(Dataset rows about figures)

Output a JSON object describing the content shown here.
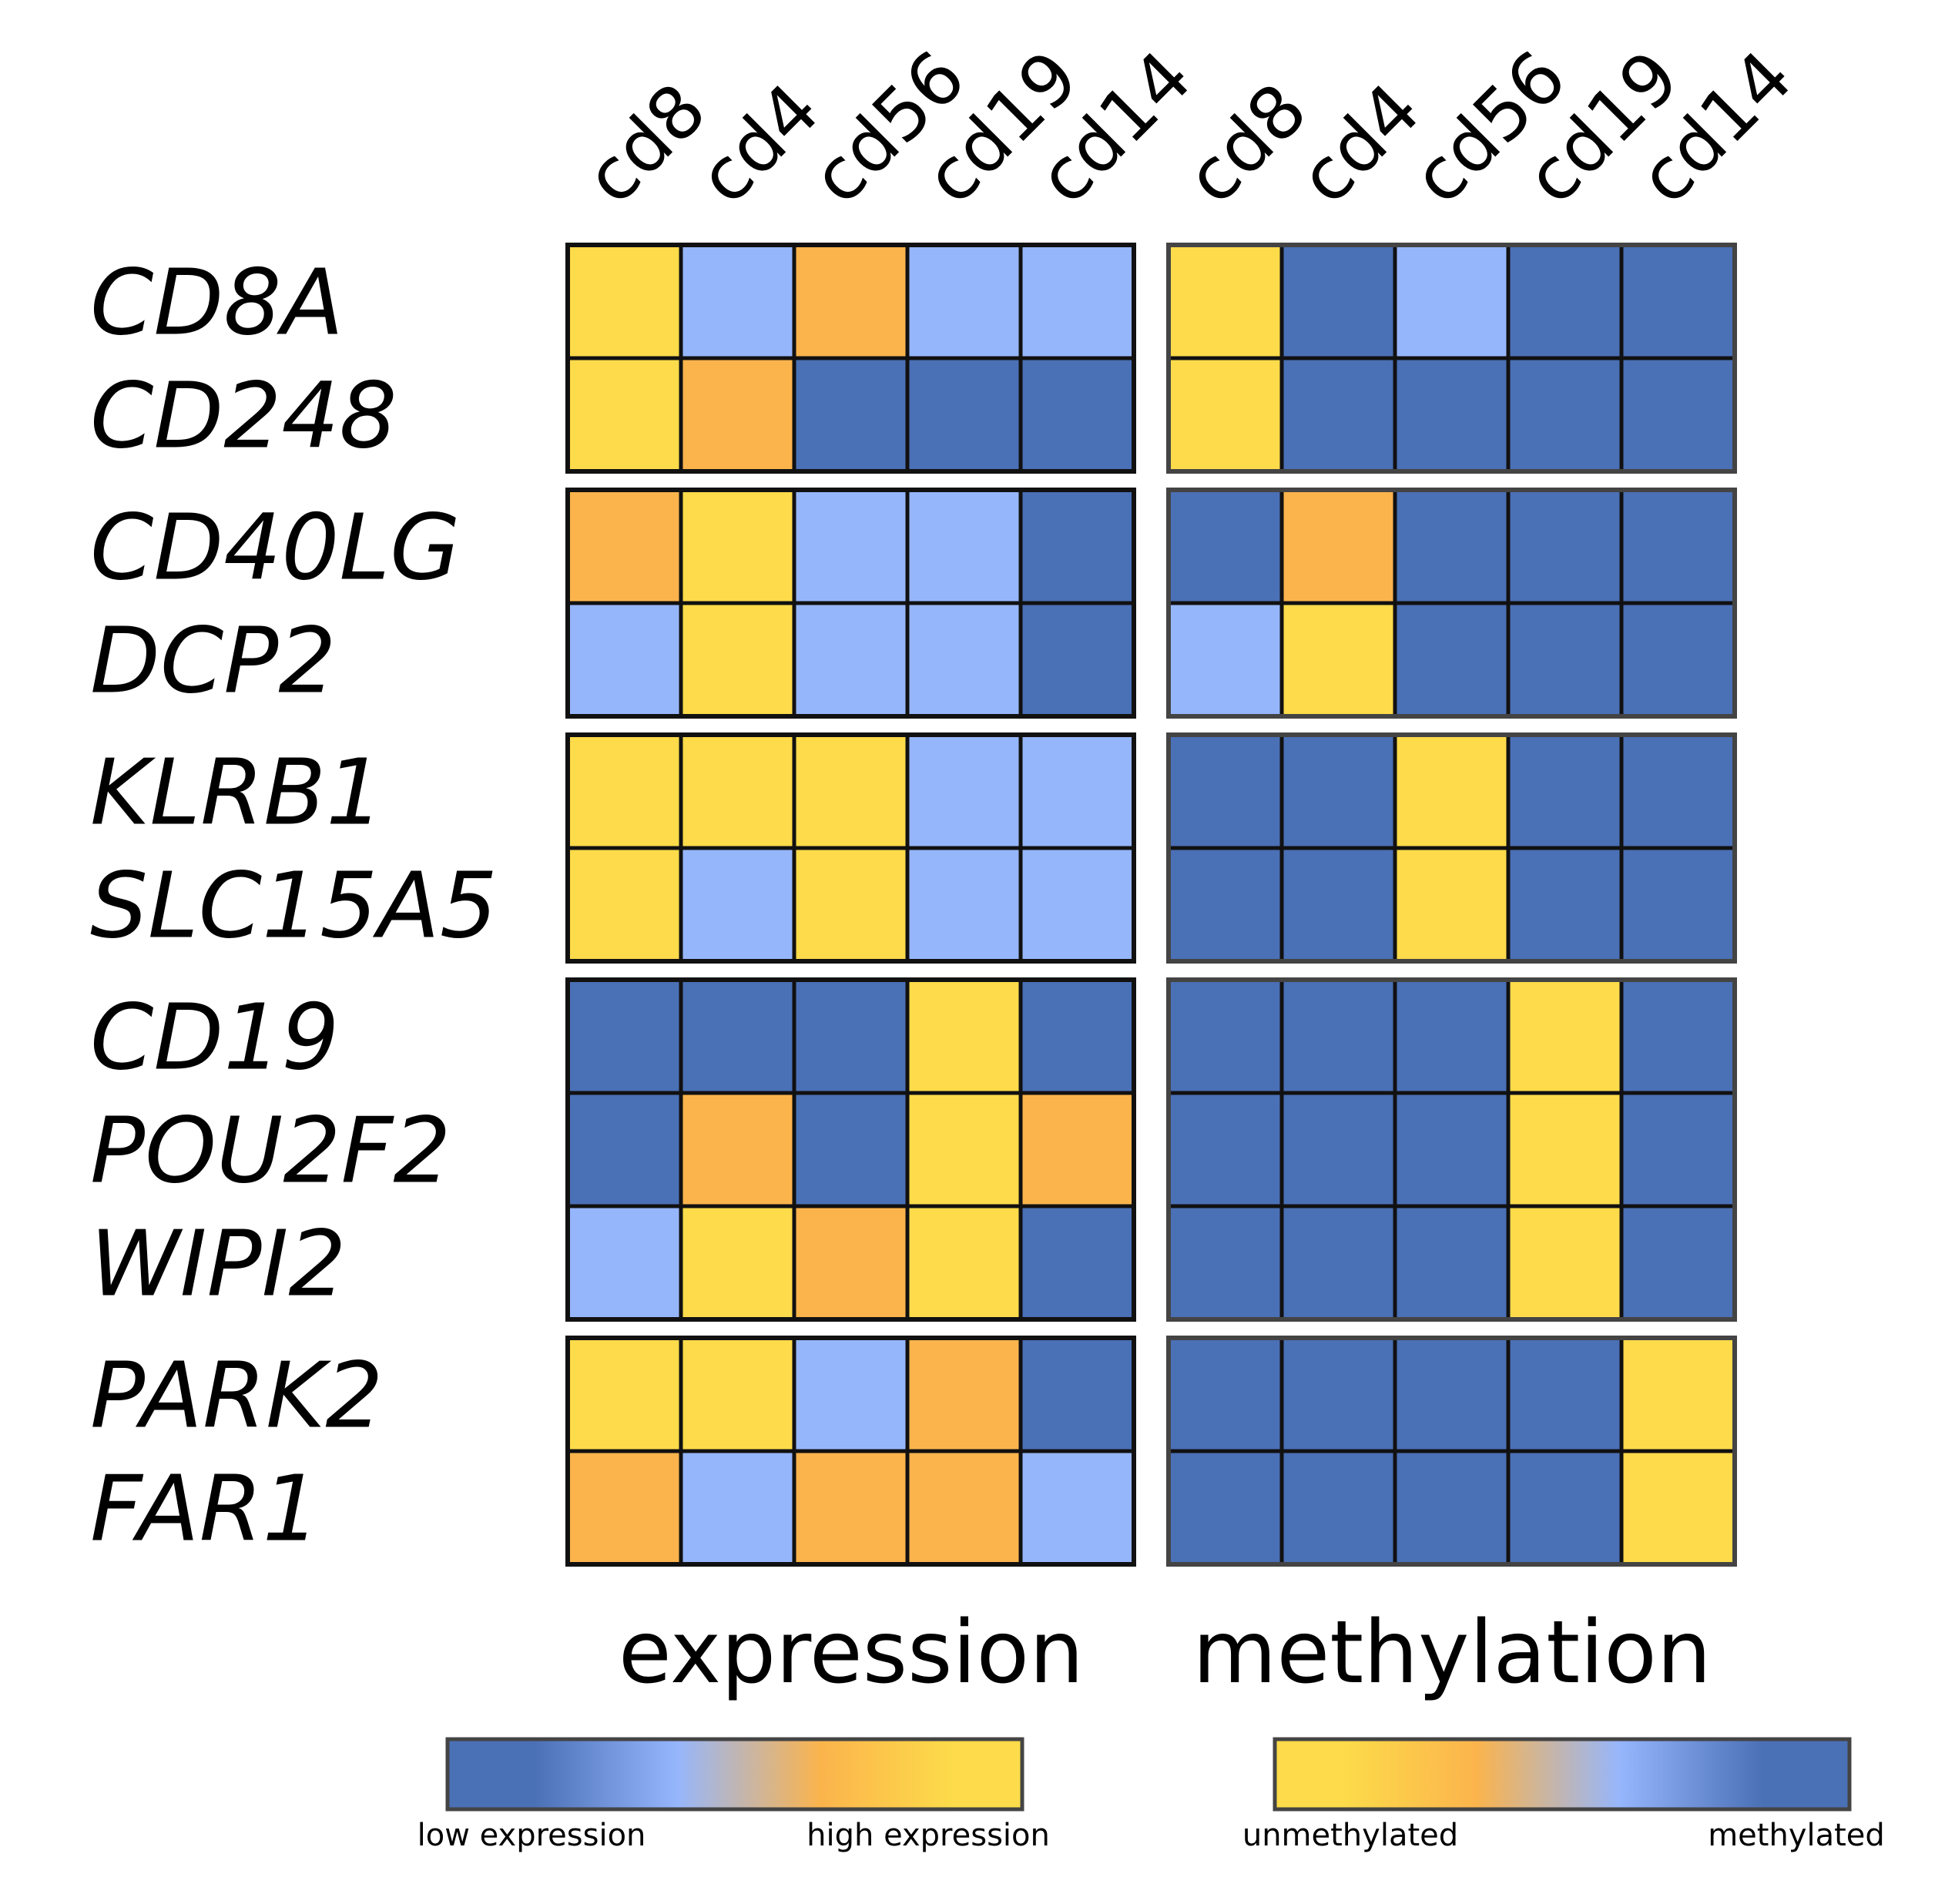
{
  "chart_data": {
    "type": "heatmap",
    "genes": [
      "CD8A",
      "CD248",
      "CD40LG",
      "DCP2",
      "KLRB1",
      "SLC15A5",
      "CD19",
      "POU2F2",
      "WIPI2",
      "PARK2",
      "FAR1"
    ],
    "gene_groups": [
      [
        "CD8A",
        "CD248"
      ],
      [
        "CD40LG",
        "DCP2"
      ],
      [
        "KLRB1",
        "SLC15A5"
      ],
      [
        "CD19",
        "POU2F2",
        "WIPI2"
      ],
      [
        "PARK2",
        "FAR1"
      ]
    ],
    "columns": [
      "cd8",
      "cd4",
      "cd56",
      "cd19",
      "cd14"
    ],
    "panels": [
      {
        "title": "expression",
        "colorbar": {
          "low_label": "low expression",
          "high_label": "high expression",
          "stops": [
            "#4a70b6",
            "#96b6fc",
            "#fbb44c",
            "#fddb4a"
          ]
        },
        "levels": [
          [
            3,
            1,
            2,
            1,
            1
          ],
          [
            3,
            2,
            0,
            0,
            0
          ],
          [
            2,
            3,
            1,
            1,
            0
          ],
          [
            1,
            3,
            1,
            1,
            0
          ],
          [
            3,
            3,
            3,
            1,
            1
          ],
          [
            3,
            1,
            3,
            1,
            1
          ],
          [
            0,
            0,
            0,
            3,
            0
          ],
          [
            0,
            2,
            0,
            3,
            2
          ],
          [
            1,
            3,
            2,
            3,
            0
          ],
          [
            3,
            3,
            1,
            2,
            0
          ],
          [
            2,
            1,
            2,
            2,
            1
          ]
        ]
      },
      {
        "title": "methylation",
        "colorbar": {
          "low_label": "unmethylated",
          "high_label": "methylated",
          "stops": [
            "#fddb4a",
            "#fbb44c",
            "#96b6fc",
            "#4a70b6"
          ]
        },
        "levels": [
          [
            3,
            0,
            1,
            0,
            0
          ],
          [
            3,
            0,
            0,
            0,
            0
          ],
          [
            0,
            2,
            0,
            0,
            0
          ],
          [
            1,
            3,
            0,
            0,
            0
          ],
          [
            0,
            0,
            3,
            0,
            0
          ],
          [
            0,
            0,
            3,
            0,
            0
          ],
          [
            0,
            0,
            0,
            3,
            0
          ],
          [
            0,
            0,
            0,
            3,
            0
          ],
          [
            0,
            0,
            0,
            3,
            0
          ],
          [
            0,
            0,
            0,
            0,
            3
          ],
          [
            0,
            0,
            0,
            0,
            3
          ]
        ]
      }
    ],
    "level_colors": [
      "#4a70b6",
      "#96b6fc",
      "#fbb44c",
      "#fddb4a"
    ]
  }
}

--

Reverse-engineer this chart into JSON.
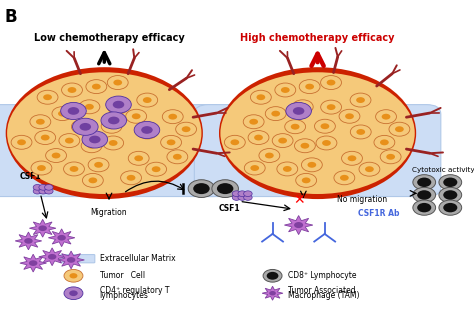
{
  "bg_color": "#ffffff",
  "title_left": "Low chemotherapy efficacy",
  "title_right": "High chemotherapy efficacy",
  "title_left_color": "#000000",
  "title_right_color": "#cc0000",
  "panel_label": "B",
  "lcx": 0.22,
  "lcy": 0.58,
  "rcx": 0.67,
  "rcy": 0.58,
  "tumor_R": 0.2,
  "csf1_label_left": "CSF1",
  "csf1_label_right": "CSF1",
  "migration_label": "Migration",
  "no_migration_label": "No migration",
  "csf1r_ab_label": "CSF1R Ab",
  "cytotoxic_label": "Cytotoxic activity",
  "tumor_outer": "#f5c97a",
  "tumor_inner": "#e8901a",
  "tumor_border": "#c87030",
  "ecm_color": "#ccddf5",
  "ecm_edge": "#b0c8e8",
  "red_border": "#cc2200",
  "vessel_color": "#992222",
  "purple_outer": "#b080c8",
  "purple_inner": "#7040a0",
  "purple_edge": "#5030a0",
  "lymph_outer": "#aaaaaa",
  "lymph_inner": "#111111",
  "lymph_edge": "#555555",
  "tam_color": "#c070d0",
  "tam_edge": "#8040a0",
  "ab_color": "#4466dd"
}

TASK ITEM ▸ Wherever the word "chemotherapy" appears in a line of the data above, copy that line.

RESPONSE TO THIS EXERCISE ▸
  "title_left": "Low chemotherapy efficacy",
  "title_right": "High chemotherapy efficacy",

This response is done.